For this exercise, report every line of the material that includes "drug".

#### [Provided records]
****
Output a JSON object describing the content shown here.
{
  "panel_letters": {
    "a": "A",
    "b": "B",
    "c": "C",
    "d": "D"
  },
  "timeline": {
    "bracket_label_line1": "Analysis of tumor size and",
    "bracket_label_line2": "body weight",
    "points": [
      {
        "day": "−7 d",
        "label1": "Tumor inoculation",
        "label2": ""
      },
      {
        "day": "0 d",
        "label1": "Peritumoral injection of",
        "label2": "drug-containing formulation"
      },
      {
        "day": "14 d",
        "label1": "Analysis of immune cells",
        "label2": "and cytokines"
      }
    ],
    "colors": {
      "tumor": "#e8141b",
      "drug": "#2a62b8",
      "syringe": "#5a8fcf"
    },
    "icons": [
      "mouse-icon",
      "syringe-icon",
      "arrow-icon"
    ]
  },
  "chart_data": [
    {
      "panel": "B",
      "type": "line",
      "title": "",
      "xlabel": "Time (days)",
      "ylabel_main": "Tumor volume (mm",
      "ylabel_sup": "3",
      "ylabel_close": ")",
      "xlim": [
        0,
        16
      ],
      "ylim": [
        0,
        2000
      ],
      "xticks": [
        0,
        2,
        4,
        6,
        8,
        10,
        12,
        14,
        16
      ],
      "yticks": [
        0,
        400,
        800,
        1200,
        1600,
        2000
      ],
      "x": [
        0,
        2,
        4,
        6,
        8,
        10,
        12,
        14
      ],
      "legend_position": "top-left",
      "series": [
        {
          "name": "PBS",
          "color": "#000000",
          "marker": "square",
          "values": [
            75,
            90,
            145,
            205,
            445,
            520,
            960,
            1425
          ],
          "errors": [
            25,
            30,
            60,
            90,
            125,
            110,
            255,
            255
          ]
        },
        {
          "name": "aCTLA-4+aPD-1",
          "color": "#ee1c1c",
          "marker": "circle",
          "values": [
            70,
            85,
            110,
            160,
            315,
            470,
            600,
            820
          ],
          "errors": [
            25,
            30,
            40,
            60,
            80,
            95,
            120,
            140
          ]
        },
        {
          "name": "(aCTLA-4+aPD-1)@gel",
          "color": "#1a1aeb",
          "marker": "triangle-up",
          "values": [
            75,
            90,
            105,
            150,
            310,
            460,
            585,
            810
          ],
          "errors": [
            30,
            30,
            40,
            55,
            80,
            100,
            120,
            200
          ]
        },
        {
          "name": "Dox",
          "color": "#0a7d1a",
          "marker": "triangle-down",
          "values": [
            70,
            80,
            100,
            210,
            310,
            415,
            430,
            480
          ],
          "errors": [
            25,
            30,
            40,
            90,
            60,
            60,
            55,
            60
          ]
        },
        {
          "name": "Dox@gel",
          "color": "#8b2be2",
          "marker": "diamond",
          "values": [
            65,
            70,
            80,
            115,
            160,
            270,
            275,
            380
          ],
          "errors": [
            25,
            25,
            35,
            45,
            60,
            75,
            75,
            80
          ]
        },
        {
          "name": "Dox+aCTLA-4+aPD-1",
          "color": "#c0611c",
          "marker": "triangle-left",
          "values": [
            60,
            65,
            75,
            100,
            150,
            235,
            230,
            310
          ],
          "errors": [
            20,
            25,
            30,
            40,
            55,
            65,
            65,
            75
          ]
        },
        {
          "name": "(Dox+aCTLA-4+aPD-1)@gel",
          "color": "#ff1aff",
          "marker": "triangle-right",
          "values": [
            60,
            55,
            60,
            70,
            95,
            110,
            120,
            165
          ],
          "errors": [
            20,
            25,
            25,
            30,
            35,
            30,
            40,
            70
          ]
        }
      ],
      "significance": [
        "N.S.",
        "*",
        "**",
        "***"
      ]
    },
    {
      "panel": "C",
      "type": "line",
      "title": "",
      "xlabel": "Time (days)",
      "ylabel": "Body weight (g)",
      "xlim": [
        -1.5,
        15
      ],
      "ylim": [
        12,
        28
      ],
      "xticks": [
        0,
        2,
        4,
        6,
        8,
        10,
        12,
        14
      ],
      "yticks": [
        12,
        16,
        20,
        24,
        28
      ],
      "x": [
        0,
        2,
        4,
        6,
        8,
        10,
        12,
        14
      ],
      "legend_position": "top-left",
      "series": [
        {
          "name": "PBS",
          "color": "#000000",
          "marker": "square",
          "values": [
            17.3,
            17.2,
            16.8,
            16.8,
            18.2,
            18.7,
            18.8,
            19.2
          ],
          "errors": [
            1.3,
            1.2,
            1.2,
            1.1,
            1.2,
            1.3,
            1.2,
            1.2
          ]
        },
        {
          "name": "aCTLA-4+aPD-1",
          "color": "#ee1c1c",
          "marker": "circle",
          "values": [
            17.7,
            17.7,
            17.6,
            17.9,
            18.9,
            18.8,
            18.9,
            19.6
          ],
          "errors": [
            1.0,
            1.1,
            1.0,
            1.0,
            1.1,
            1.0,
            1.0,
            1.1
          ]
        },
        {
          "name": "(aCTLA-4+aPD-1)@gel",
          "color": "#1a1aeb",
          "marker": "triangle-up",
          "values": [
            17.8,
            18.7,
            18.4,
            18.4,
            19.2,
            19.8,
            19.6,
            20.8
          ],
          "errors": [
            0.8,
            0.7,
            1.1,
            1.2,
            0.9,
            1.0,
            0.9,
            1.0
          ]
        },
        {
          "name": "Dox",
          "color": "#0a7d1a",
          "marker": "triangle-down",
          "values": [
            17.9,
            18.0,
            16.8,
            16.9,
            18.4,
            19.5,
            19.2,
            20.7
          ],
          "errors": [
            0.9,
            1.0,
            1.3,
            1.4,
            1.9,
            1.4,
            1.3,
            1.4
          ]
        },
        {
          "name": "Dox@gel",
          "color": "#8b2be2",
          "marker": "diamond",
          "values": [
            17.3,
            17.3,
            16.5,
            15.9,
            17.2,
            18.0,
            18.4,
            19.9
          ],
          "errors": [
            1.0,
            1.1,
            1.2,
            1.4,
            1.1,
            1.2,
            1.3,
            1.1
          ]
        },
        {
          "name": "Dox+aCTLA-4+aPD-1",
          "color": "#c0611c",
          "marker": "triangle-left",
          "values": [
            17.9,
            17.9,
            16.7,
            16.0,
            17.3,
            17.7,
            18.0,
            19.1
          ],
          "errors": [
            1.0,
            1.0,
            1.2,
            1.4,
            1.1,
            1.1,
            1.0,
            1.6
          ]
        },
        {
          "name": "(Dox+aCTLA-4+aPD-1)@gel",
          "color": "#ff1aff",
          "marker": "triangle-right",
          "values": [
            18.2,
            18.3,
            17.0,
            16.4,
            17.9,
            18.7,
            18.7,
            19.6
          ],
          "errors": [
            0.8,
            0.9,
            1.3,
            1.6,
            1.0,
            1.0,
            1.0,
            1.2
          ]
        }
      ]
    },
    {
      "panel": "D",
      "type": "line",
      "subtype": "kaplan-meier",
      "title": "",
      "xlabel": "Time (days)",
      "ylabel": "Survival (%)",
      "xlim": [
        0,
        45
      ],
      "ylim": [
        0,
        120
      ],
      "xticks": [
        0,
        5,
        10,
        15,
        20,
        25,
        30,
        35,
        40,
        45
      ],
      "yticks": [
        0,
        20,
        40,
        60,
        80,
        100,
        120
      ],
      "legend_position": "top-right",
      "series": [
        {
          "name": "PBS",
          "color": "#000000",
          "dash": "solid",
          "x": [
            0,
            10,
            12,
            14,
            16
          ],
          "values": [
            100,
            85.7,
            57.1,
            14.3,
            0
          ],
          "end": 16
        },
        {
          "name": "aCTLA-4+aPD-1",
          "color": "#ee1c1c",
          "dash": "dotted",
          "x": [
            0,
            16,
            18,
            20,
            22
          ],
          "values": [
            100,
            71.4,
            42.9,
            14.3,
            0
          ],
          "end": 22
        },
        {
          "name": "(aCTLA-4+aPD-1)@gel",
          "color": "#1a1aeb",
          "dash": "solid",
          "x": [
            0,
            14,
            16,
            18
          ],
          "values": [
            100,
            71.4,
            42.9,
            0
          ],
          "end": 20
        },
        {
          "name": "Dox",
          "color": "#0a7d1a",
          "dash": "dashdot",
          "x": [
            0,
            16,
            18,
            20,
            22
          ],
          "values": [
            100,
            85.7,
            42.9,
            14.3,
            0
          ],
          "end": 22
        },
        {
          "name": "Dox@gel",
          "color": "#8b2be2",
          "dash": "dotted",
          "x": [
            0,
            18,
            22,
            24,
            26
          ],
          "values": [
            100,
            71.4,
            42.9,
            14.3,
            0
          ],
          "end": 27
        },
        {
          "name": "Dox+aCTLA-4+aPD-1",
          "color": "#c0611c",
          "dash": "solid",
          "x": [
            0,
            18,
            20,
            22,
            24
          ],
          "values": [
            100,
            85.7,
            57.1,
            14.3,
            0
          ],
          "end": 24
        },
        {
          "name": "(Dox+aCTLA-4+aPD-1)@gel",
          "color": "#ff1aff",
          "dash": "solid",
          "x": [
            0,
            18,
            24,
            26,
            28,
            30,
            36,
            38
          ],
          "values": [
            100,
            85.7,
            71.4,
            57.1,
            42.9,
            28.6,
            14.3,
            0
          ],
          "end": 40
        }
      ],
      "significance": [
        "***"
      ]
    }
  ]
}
****
#### [Solution]
        "label2": "drug-containing formulation"
      "drug": "#2a62b8",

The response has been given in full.